(Input for this task):
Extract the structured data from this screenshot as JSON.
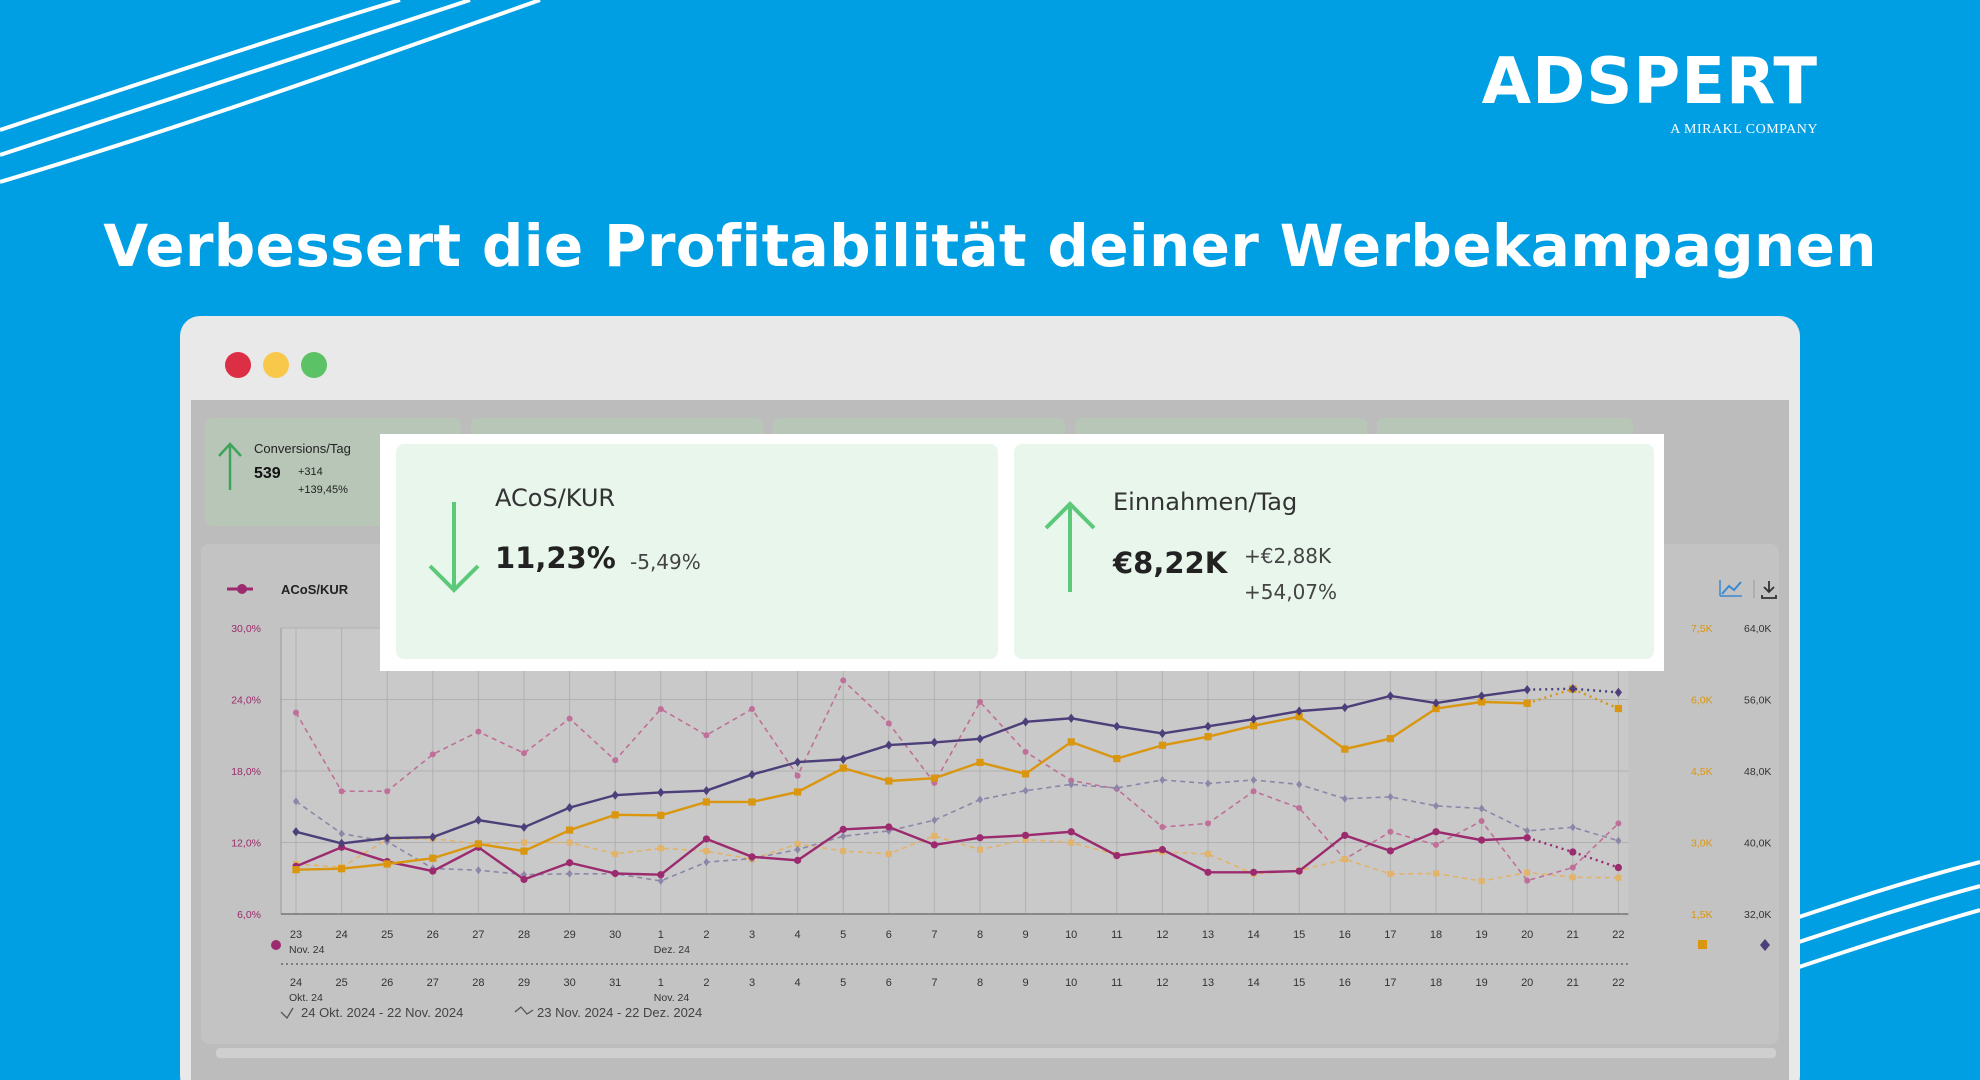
{
  "brand": {
    "name": "ADSPERT",
    "tagline": "A MIRAKL COMPANY"
  },
  "headline": "Verbessert die Profitabilität deiner Werbekampagnen",
  "colors": {
    "background": "#009ee3",
    "acos": "#9b2a6e",
    "revenue": "#d9960e",
    "conversions": "#4c3f7a",
    "positive": "#5cc87a"
  },
  "kpi_small": {
    "label": "Conversions/Tag",
    "value": "539",
    "delta_abs": "+314",
    "delta_pct": "+139,45%"
  },
  "cards": [
    {
      "label": "ACoS/KUR",
      "value": "11,23%",
      "delta": "-5,49%",
      "direction": "down"
    },
    {
      "label": "Einnahmen/Tag",
      "value": "€8,22K",
      "delta_abs": "+€2,88K",
      "delta_pct": "+54,07%",
      "direction": "up"
    }
  ],
  "chart_data": {
    "type": "line",
    "legend": {
      "label": "ACoS/KUR"
    },
    "y_left": {
      "ticks": [
        "30,0%",
        "24,0%",
        "18,0%",
        "12,0%",
        "6,0%"
      ],
      "range": [
        6,
        30
      ]
    },
    "y_right1": {
      "ticks": [
        "7,5K",
        "6,0K",
        "4,5K",
        "3,0K",
        "1,5K"
      ],
      "range": [
        1.5,
        7.5
      ]
    },
    "y_right2": {
      "ticks": [
        "64,0K",
        "56,0K",
        "48,0K",
        "40,0K",
        "32,0K"
      ],
      "range": [
        32,
        64
      ]
    },
    "x_current": [
      "23",
      "24",
      "25",
      "26",
      "27",
      "28",
      "29",
      "30",
      "1",
      "2",
      "3",
      "4",
      "5",
      "6",
      "7",
      "8",
      "9",
      "10",
      "11",
      "12",
      "13",
      "14",
      "15",
      "16",
      "17",
      "18",
      "19",
      "20",
      "21",
      "22"
    ],
    "x_current_months": [
      {
        "index": 0,
        "label": "Nov. 24"
      },
      {
        "index": 8,
        "label": "Dez. 24"
      }
    ],
    "x_previous": [
      "24",
      "25",
      "26",
      "27",
      "28",
      "29",
      "30",
      "31",
      "1",
      "2",
      "3",
      "4",
      "5",
      "6",
      "7",
      "8",
      "9",
      "10",
      "11",
      "12",
      "13",
      "14",
      "15",
      "16",
      "17",
      "18",
      "19",
      "20",
      "21",
      "22"
    ],
    "x_previous_months": [
      {
        "index": 0,
        "label": "Okt. 24"
      },
      {
        "index": 8,
        "label": "Nov. 24"
      }
    ],
    "periods": [
      "24 Okt. 2024 - 22 Nov. 2024",
      "23 Nov. 2024 - 22 Dez. 2024"
    ],
    "series": [
      {
        "name": "ACoS/KUR",
        "axis": "left",
        "period": "current",
        "values": [
          10.0,
          11.6,
          10.4,
          9.6,
          11.6,
          8.9,
          10.3,
          9.4,
          9.3,
          12.3,
          10.8,
          10.5,
          13.1,
          13.3,
          11.8,
          12.4,
          12.6,
          12.9,
          10.9,
          11.4,
          9.5,
          9.5,
          9.6,
          12.6,
          11.3,
          12.9,
          12.2,
          12.4,
          11.2,
          9.9
        ]
      },
      {
        "name": "ACoS/KUR",
        "axis": "left",
        "period": "previous",
        "values": [
          22.9,
          16.3,
          16.3,
          19.4,
          21.3,
          19.5,
          22.4,
          18.9,
          23.2,
          21.0,
          23.2,
          17.6,
          25.6,
          22.0,
          17.0,
          23.8,
          19.6,
          17.2,
          16.5,
          13.3,
          13.6,
          16.3,
          14.9,
          10.6,
          12.9,
          11.8,
          13.8,
          8.8,
          9.9,
          13.6
        ]
      },
      {
        "name": "Einnahmen/Tag",
        "axis": "right1",
        "period": "current",
        "values": [
          2.43,
          2.45,
          2.55,
          2.67,
          2.97,
          2.82,
          3.26,
          3.58,
          3.57,
          3.85,
          3.85,
          4.06,
          4.56,
          4.29,
          4.35,
          4.68,
          4.44,
          5.11,
          4.76,
          5.04,
          5.22,
          5.45,
          5.64,
          4.96,
          5.18,
          5.81,
          5.95,
          5.92,
          6.22,
          5.81
        ]
      },
      {
        "name": "Einnahmen/Tag",
        "axis": "right1",
        "period": "previous",
        "values": [
          2.55,
          2.48,
          3.07,
          3.08,
          2.97,
          3.0,
          3.0,
          2.76,
          2.88,
          2.82,
          2.65,
          2.97,
          2.82,
          2.76,
          3.14,
          2.85,
          3.06,
          3.0,
          2.74,
          2.8,
          2.76,
          2.34,
          2.41,
          2.65,
          2.34,
          2.35,
          2.19,
          2.37,
          2.27,
          2.26
        ]
      },
      {
        "name": "Conversions/Tag",
        "axis": "right2",
        "period": "current",
        "values": [
          41.2,
          39.9,
          40.5,
          40.6,
          42.5,
          41.7,
          43.9,
          45.3,
          45.6,
          45.8,
          47.6,
          49.0,
          49.3,
          50.9,
          51.2,
          51.6,
          53.5,
          53.9,
          53.0,
          52.2,
          53.0,
          53.8,
          54.7,
          55.1,
          56.4,
          55.6,
          56.4,
          57.1,
          57.2,
          56.8
        ]
      },
      {
        "name": "Conversions/Tag",
        "axis": "right2",
        "period": "previous",
        "values": [
          44.6,
          41.0,
          40.1,
          37.1,
          36.9,
          36.4,
          36.5,
          36.5,
          35.7,
          37.8,
          38.2,
          39.2,
          40.7,
          41.3,
          42.5,
          44.8,
          45.8,
          46.5,
          46.1,
          47.0,
          46.6,
          47.0,
          46.5,
          44.9,
          45.1,
          44.1,
          43.8,
          41.3,
          41.7,
          40.2
        ]
      }
    ]
  }
}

(Task brief):
Your copy should match the records word for word, with the pictures removed.

(Final result):
Extract the structured data from this screenshot as JSON.
{
  "brand": {
    "name": "ADSPERT",
    "tagline": "A MIRAKL COMPANY"
  },
  "headline": "Verbessert die Profitabilität deiner Werbekampagnen",
  "colors": {
    "background": "#009ee3",
    "acos": "#9b2a6e",
    "revenue": "#d9960e",
    "conversions": "#4c3f7a",
    "positive": "#5cc87a"
  },
  "kpi_small": {
    "label": "Conversions/Tag",
    "value": "539",
    "delta_abs": "+314",
    "delta_pct": "+139,45%"
  },
  "cards": [
    {
      "label": "ACoS/KUR",
      "value": "11,23%",
      "delta": "-5,49%",
      "direction": "down"
    },
    {
      "label": "Einnahmen/Tag",
      "value": "€8,22K",
      "delta_abs": "+€2,88K",
      "delta_pct": "+54,07%",
      "direction": "up"
    }
  ],
  "chart_data": {
    "type": "line",
    "legend": {
      "label": "ACoS/KUR"
    },
    "y_left": {
      "ticks": [
        "30,0%",
        "24,0%",
        "18,0%",
        "12,0%",
        "6,0%"
      ],
      "range": [
        6,
        30
      ]
    },
    "y_right1": {
      "ticks": [
        "7,5K",
        "6,0K",
        "4,5K",
        "3,0K",
        "1,5K"
      ],
      "range": [
        1.5,
        7.5
      ]
    },
    "y_right2": {
      "ticks": [
        "64,0K",
        "56,0K",
        "48,0K",
        "40,0K",
        "32,0K"
      ],
      "range": [
        32,
        64
      ]
    },
    "x_current": [
      "23",
      "24",
      "25",
      "26",
      "27",
      "28",
      "29",
      "30",
      "1",
      "2",
      "3",
      "4",
      "5",
      "6",
      "7",
      "8",
      "9",
      "10",
      "11",
      "12",
      "13",
      "14",
      "15",
      "16",
      "17",
      "18",
      "19",
      "20",
      "21",
      "22"
    ],
    "x_current_months": [
      {
        "index": 0,
        "label": "Nov. 24"
      },
      {
        "index": 8,
        "label": "Dez. 24"
      }
    ],
    "x_previous": [
      "24",
      "25",
      "26",
      "27",
      "28",
      "29",
      "30",
      "31",
      "1",
      "2",
      "3",
      "4",
      "5",
      "6",
      "7",
      "8",
      "9",
      "10",
      "11",
      "12",
      "13",
      "14",
      "15",
      "16",
      "17",
      "18",
      "19",
      "20",
      "21",
      "22"
    ],
    "x_previous_months": [
      {
        "index": 0,
        "label": "Okt. 24"
      },
      {
        "index": 8,
        "label": "Nov. 24"
      }
    ],
    "periods": [
      "24 Okt. 2024 - 22 Nov. 2024",
      "23 Nov. 2024 - 22 Dez. 2024"
    ],
    "series": [
      {
        "name": "ACoS/KUR",
        "axis": "left",
        "period": "current",
        "values": [
          10.0,
          11.6,
          10.4,
          9.6,
          11.6,
          8.9,
          10.3,
          9.4,
          9.3,
          12.3,
          10.8,
          10.5,
          13.1,
          13.3,
          11.8,
          12.4,
          12.6,
          12.9,
          10.9,
          11.4,
          9.5,
          9.5,
          9.6,
          12.6,
          11.3,
          12.9,
          12.2,
          12.4,
          11.2,
          9.9
        ]
      },
      {
        "name": "ACoS/KUR",
        "axis": "left",
        "period": "previous",
        "values": [
          22.9,
          16.3,
          16.3,
          19.4,
          21.3,
          19.5,
          22.4,
          18.9,
          23.2,
          21.0,
          23.2,
          17.6,
          25.6,
          22.0,
          17.0,
          23.8,
          19.6,
          17.2,
          16.5,
          13.3,
          13.6,
          16.3,
          14.9,
          10.6,
          12.9,
          11.8,
          13.8,
          8.8,
          9.9,
          13.6
        ]
      },
      {
        "name": "Einnahmen/Tag",
        "axis": "right1",
        "period": "current",
        "values": [
          2.43,
          2.45,
          2.55,
          2.67,
          2.97,
          2.82,
          3.26,
          3.58,
          3.57,
          3.85,
          3.85,
          4.06,
          4.56,
          4.29,
          4.35,
          4.68,
          4.44,
          5.11,
          4.76,
          5.04,
          5.22,
          5.45,
          5.64,
          4.96,
          5.18,
          5.81,
          5.95,
          5.92,
          6.22,
          5.81
        ]
      },
      {
        "name": "Einnahmen/Tag",
        "axis": "right1",
        "period": "previous",
        "values": [
          2.55,
          2.48,
          3.07,
          3.08,
          2.97,
          3.0,
          3.0,
          2.76,
          2.88,
          2.82,
          2.65,
          2.97,
          2.82,
          2.76,
          3.14,
          2.85,
          3.06,
          3.0,
          2.74,
          2.8,
          2.76,
          2.34,
          2.41,
          2.65,
          2.34,
          2.35,
          2.19,
          2.37,
          2.27,
          2.26
        ]
      },
      {
        "name": "Conversions/Tag",
        "axis": "right2",
        "period": "current",
        "values": [
          41.2,
          39.9,
          40.5,
          40.6,
          42.5,
          41.7,
          43.9,
          45.3,
          45.6,
          45.8,
          47.6,
          49.0,
          49.3,
          50.9,
          51.2,
          51.6,
          53.5,
          53.9,
          53.0,
          52.2,
          53.0,
          53.8,
          54.7,
          55.1,
          56.4,
          55.6,
          56.4,
          57.1,
          57.2,
          56.8
        ]
      },
      {
        "name": "Conversions/Tag",
        "axis": "right2",
        "period": "previous",
        "values": [
          44.6,
          41.0,
          40.1,
          37.1,
          36.9,
          36.4,
          36.5,
          36.5,
          35.7,
          37.8,
          38.2,
          39.2,
          40.7,
          41.3,
          42.5,
          44.8,
          45.8,
          46.5,
          46.1,
          47.0,
          46.6,
          47.0,
          46.5,
          44.9,
          45.1,
          44.1,
          43.8,
          41.3,
          41.7,
          40.2
        ]
      }
    ]
  }
}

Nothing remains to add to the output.